_WHAT IS NEEDED_
Write the records out again, precisely as they stand.
==================================================
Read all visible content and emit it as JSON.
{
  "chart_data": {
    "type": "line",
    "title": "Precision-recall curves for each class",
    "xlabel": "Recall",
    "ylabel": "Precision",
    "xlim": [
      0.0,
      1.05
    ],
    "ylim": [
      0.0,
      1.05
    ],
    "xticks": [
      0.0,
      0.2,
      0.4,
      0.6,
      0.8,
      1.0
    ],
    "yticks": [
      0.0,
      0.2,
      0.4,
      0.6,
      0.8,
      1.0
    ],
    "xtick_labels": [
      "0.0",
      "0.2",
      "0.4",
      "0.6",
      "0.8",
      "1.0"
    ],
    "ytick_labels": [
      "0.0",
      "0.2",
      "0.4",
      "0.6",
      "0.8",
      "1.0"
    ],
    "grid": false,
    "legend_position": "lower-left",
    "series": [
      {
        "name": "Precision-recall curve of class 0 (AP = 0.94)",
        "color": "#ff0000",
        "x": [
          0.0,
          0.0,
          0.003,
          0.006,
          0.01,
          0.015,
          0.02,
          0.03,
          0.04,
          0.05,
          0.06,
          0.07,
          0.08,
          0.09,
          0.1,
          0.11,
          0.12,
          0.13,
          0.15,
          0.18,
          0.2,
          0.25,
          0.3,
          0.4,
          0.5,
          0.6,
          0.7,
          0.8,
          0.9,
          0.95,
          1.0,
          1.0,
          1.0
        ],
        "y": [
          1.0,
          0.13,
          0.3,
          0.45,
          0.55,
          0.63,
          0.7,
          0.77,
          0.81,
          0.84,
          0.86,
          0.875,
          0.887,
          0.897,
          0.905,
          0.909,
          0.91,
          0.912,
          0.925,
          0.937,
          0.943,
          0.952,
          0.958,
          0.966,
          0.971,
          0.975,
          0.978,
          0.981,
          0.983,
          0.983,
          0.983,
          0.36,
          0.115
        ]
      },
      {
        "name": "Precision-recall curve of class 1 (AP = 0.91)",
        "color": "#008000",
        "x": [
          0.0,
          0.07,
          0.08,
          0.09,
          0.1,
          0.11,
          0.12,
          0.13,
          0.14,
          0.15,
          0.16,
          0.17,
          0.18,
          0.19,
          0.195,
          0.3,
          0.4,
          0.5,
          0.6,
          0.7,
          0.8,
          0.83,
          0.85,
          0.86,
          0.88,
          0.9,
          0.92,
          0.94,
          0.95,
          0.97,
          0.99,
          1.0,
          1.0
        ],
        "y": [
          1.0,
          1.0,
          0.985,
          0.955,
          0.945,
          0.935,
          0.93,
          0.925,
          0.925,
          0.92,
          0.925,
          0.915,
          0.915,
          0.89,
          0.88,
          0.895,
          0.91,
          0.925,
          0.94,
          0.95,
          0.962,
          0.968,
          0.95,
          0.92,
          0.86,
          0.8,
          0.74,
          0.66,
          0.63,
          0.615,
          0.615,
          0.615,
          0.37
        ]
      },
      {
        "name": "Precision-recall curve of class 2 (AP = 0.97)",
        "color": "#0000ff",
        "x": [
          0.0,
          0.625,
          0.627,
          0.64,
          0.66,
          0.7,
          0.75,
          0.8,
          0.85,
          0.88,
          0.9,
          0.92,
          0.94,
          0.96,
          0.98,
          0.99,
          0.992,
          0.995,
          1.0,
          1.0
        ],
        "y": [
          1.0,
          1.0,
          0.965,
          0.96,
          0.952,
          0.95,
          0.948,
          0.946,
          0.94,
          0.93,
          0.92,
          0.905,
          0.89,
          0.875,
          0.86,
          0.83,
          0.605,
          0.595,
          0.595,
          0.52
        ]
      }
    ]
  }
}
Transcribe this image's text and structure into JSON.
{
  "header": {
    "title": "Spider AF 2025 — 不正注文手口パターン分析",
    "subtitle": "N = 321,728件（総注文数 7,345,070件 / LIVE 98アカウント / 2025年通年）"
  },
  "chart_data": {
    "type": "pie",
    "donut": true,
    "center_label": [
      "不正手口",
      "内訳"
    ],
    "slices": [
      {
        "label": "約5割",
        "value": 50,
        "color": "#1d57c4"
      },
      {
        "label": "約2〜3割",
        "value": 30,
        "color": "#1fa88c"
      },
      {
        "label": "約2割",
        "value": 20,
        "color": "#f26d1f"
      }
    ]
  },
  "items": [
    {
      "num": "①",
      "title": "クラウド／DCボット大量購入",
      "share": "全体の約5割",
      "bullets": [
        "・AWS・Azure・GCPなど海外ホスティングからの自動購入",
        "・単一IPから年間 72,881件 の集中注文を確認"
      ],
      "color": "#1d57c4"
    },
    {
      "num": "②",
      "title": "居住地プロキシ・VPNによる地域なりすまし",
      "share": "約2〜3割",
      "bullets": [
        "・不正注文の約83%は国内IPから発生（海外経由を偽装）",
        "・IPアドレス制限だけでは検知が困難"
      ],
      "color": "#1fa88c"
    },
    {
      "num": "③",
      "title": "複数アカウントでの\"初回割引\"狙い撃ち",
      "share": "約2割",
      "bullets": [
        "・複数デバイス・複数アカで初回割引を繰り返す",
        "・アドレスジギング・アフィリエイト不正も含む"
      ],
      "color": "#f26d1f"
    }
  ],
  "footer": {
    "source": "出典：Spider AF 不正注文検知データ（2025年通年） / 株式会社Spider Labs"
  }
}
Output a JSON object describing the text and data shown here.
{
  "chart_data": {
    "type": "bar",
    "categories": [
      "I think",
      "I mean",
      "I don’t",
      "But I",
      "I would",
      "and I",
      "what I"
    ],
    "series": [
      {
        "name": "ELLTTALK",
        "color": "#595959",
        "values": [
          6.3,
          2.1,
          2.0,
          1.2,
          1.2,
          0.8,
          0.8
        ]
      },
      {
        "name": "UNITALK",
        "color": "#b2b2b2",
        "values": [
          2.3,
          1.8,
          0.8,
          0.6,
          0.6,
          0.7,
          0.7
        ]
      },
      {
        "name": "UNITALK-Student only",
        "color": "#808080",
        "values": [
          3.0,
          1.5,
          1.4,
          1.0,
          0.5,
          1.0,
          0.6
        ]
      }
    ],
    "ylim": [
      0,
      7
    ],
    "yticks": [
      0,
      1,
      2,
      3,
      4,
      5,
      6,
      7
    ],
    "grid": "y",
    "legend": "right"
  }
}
==================================================
_TASK OUTPUT_
Read all visible content and emit it as JSON.
{
  "chart_data": {
    "type": "line",
    "title": "Precision-recall curves for each class",
    "xlabel": "Recall",
    "ylabel": "Precision",
    "xlim": [
      0.0,
      1.05
    ],
    "ylim": [
      0.0,
      1.05
    ],
    "xticks": [
      0.0,
      0.2,
      0.4,
      0.6,
      0.8,
      1.0
    ],
    "yticks": [
      0.0,
      0.2,
      0.4,
      0.6,
      0.8,
      1.0
    ],
    "xtick_labels": [
      "0.0",
      "0.2",
      "0.4",
      "0.6",
      "0.8",
      "1.0"
    ],
    "ytick_labels": [
      "0.0",
      "0.2",
      "0.4",
      "0.6",
      "0.8",
      "1.0"
    ],
    "grid": false,
    "legend_position": "lower-left",
    "series": [
      {
        "name": "Precision-recall curve of class 0 (AP = 0.94)",
        "color": "#ff0000",
        "x": [
          0.0,
          0.0,
          0.003,
          0.006,
          0.01,
          0.015,
          0.02,
          0.03,
          0.04,
          0.05,
          0.06,
          0.07,
          0.08,
          0.09,
          0.1,
          0.11,
          0.12,
          0.13,
          0.15,
          0.18,
          0.2,
          0.25,
          0.3,
          0.4,
          0.5,
          0.6,
          0.7,
          0.8,
          0.9,
          0.95,
          1.0,
          1.0,
          1.0
        ],
        "y": [
          1.0,
          0.13,
          0.3,
          0.45,
          0.55,
          0.63,
          0.7,
          0.77,
          0.81,
          0.84,
          0.86,
          0.875,
          0.887,
          0.897,
          0.905,
          0.909,
          0.91,
          0.912,
          0.925,
          0.937,
          0.943,
          0.952,
          0.958,
          0.966,
          0.971,
          0.975,
          0.978,
          0.981,
          0.983,
          0.983,
          0.983,
          0.36,
          0.115
        ]
      },
      {
        "name": "Precision-recall curve of class 1 (AP = 0.91)",
        "color": "#008000",
        "x": [
          0.0,
          0.07,
          0.08,
          0.09,
          0.1,
          0.11,
          0.12,
          0.13,
          0.14,
          0.15,
          0.16,
          0.17,
          0.18,
          0.19,
          0.195,
          0.3,
          0.4,
          0.5,
          0.6,
          0.7,
          0.8,
          0.83,
          0.85,
          0.86,
          0.88,
          0.9,
          0.92,
          0.94,
          0.95,
          0.97,
          0.99,
          1.0,
          1.0
        ],
        "y": [
          1.0,
          1.0,
          0.985,
          0.955,
          0.945,
          0.935,
          0.93,
          0.925,
          0.925,
          0.92,
          0.925,
          0.915,
          0.915,
          0.89,
          0.88,
          0.895,
          0.91,
          0.925,
          0.94,
          0.95,
          0.962,
          0.968,
          0.95,
          0.92,
          0.86,
          0.8,
          0.74,
          0.66,
          0.63,
          0.615,
          0.615,
          0.615,
          0.37
        ]
      },
      {
        "name": "Precision-recall curve of class 2 (AP = 0.97)",
        "color": "#0000ff",
        "x": [
          0.0,
          0.625,
          0.627,
          0.64,
          0.66,
          0.7,
          0.75,
          0.8,
          0.85,
          0.88,
          0.9,
          0.92,
          0.94,
          0.96,
          0.98,
          0.99,
          0.992,
          0.995,
          1.0,
          1.0
        ],
        "y": [
          1.0,
          1.0,
          0.965,
          0.96,
          0.952,
          0.95,
          0.948,
          0.946,
          0.94,
          0.93,
          0.92,
          0.905,
          0.89,
          0.875,
          0.86,
          0.83,
          0.605,
          0.595,
          0.595,
          0.52
        ]
      }
    ]
  }
}
Transcribe this image's text and structure into JSON.
{
  "header": {
    "title": "Spider AF 2025 — 不正注文手口パターン分析",
    "subtitle": "N = 321,728件（総注文数 7,345,070件 / LIVE 98アカウント / 2025年通年）"
  },
  "chart_data": {
    "type": "pie",
    "donut": true,
    "center_label": [
      "不正手口",
      "内訳"
    ],
    "slices": [
      {
        "label": "約5割",
        "value": 50,
        "color": "#1d57c4"
      },
      {
        "label": "約2〜3割",
        "value": 30,
        "color": "#1fa88c"
      },
      {
        "label": "約2割",
        "value": 20,
        "color": "#f26d1f"
      }
    ]
  },
  "items": [
    {
      "num": "①",
      "title": "クラウド／DCボット大量購入",
      "share": "全体の約5割",
      "bullets": [
        "・AWS・Azure・GCPなど海外ホスティングからの自動購入",
        "・単一IPから年間 72,881件 の集中注文を確認"
      ],
      "color": "#1d57c4"
    },
    {
      "num": "②",
      "title": "居住地プロキシ・VPNによる地域なりすまし",
      "share": "約2〜3割",
      "bullets": [
        "・不正注文の約83%は国内IPから発生（海外経由を偽装）",
        "・IPアドレス制限だけでは検知が困難"
      ],
      "color": "#1fa88c"
    },
    {
      "num": "③",
      "title": "複数アカウントでの\"初回割引\"狙い撃ち",
      "share": "約2割",
      "bullets": [
        "・複数デバイス・複数アカで初回割引を繰り返す",
        "・アドレスジギング・アフィリエイト不正も含む"
      ],
      "color": "#f26d1f"
    }
  ],
  "footer": {
    "source": "出典：Spider AF 不正注文検知データ（2025年通年） / 株式会社Spider Labs"
  }
}
Output a JSON object describing the text and data shown here.
{
  "chart_data": {
    "type": "bar",
    "categories": [
      "I think",
      "I mean",
      "I don’t",
      "But I",
      "I would",
      "and I",
      "what I"
    ],
    "series": [
      {
        "name": "ELLTTALK",
        "color": "#595959",
        "values": [
          6.3,
          2.1,
          2.0,
          1.2,
          1.2,
          0.8,
          0.8
        ]
      },
      {
        "name": "UNITALK",
        "color": "#b2b2b2",
        "values": [
          2.3,
          1.8,
          0.8,
          0.6,
          0.6,
          0.7,
          0.7
        ]
      },
      {
        "name": "UNITALK-Student only",
        "color": "#808080",
        "values": [
          3.0,
          1.5,
          1.4,
          1.0,
          0.5,
          1.0,
          0.6
        ]
      }
    ],
    "ylim": [
      0,
      7
    ],
    "yticks": [
      0,
      1,
      2,
      3,
      4,
      5,
      6,
      7
    ],
    "grid": "y",
    "legend": "right"
  }
}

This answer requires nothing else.